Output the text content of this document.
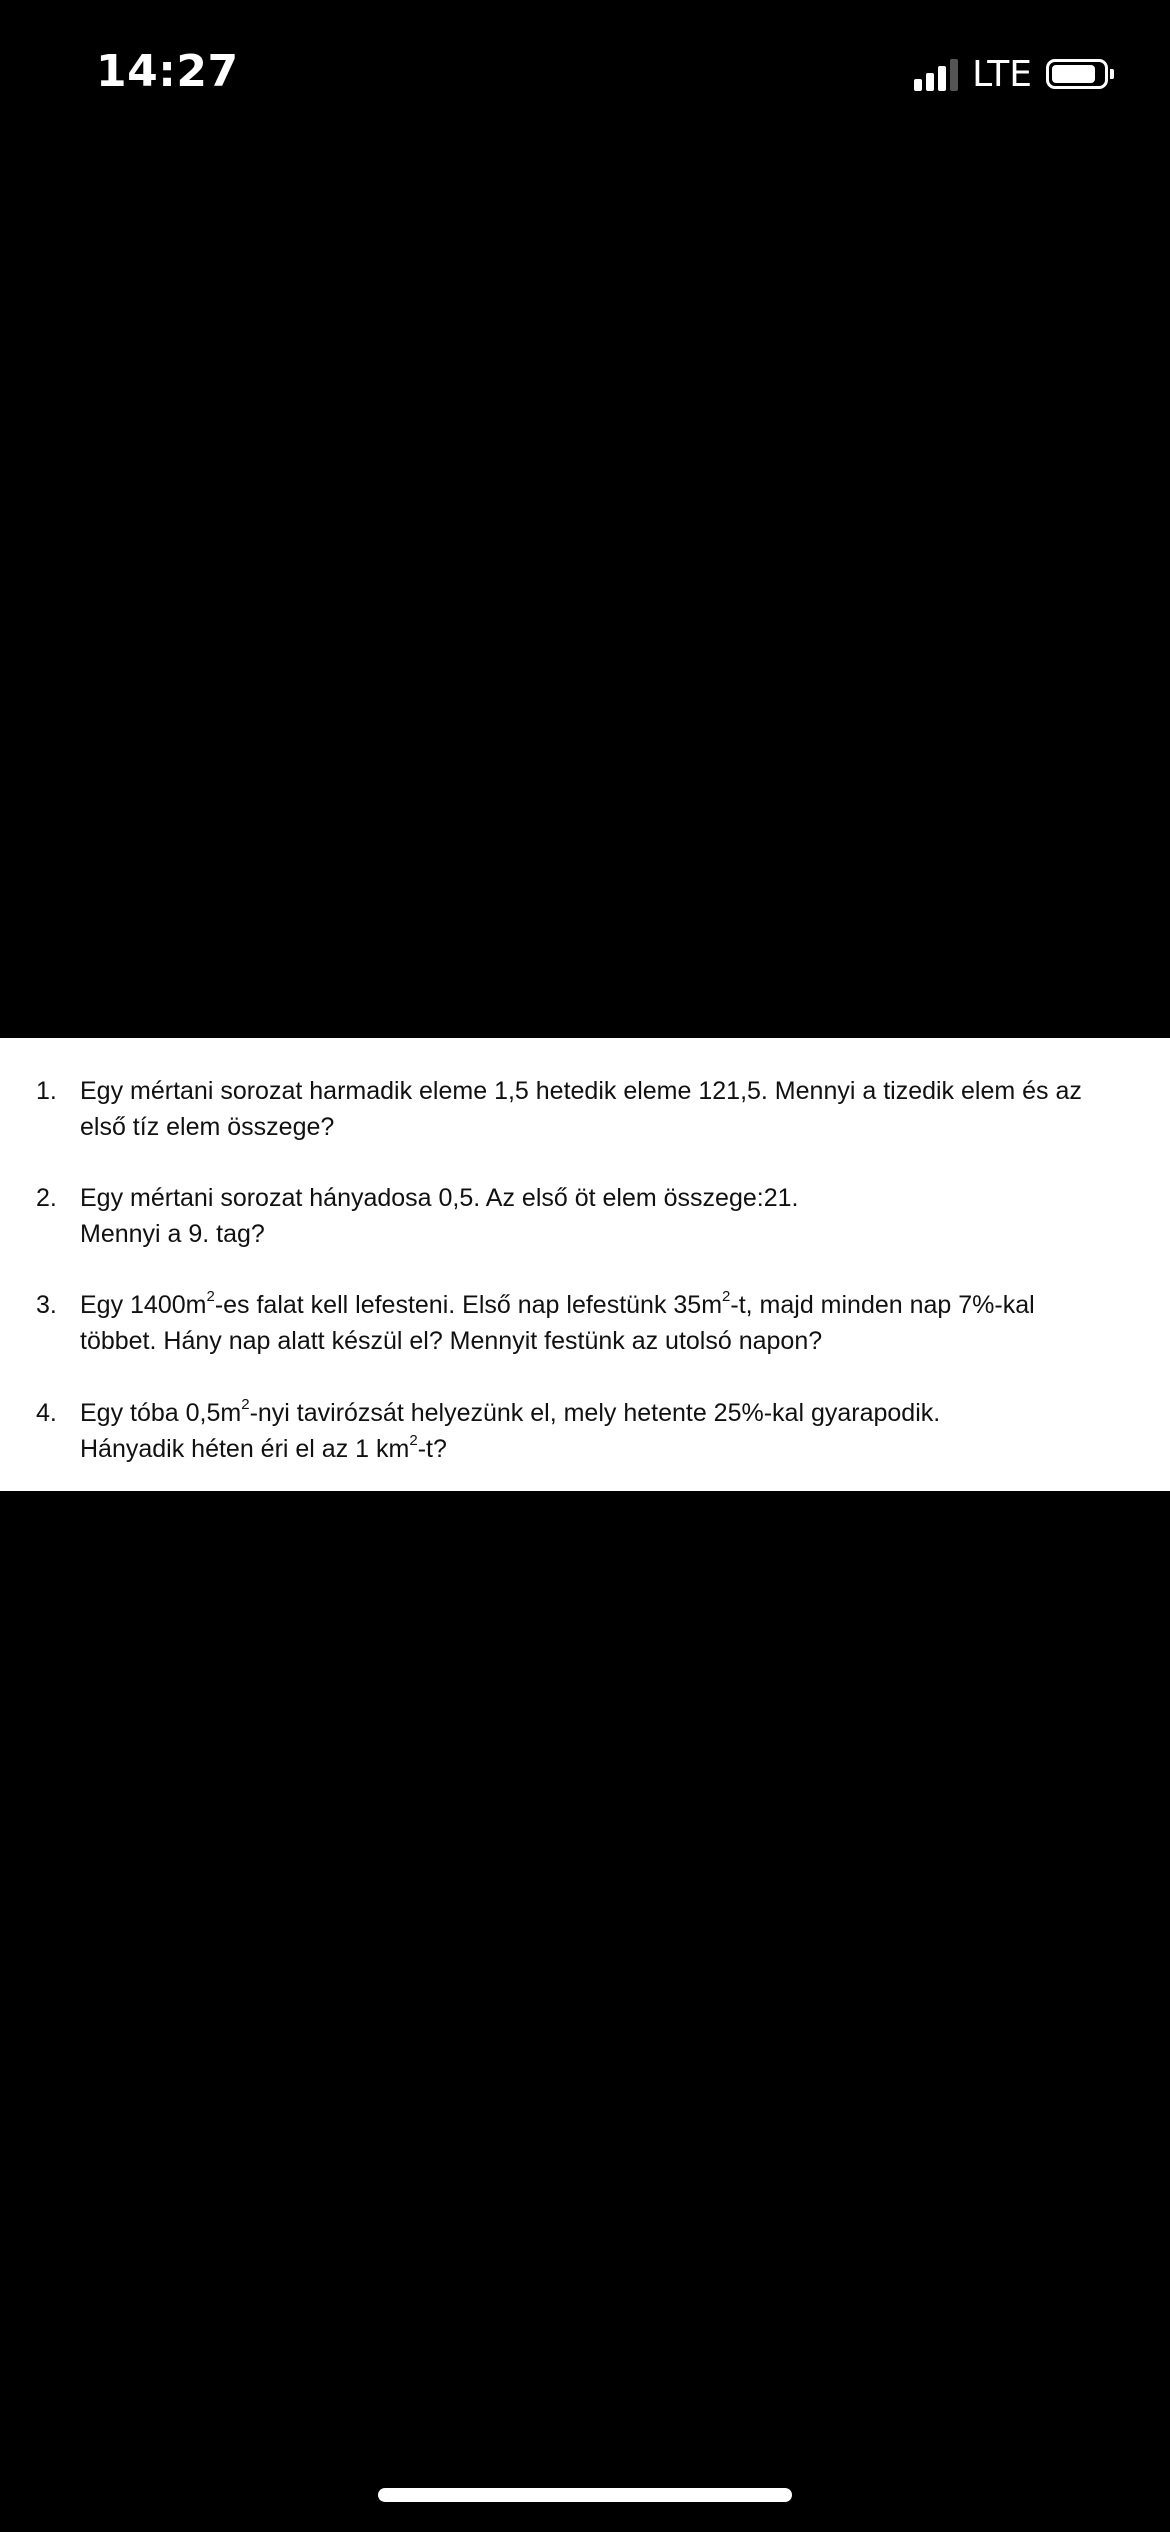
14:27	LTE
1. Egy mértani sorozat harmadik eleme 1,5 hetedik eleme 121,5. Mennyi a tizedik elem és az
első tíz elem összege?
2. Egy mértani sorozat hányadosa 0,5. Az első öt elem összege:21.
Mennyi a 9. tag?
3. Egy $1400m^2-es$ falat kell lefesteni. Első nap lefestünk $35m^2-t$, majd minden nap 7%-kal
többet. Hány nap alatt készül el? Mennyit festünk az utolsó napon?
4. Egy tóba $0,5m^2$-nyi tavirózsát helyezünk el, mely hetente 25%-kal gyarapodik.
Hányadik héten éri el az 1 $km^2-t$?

__________________________________________________

Without the pictures, extract every entry verbatim.

#### Task answer:
Output the text content of this document.
14:27	LTE
1. Egy mértani sorozat harmadik eleme 1,5 hetedik eleme 121,5. Mennyi a tizedik elem és az
első tíz elem összege?
2. Egy mértani sorozat hányadosa 0,5. Az első öt elem összege:21.
Mennyi a 9. tag?
3. Egy $1400m^2-es$ falat kell lefesteni. Első nap lefestünk $35m^2-t$, majd minden nap 7%-kal
többet. Hány nap alatt készül el? Mennyit festünk az utolsó napon?
4. Egy tóba $0,5m^2$-nyi tavirózsát helyezünk el, mely hetente 25%-kal gyarapodik.
Hányadik héten éri el az 1 $km^2-t$?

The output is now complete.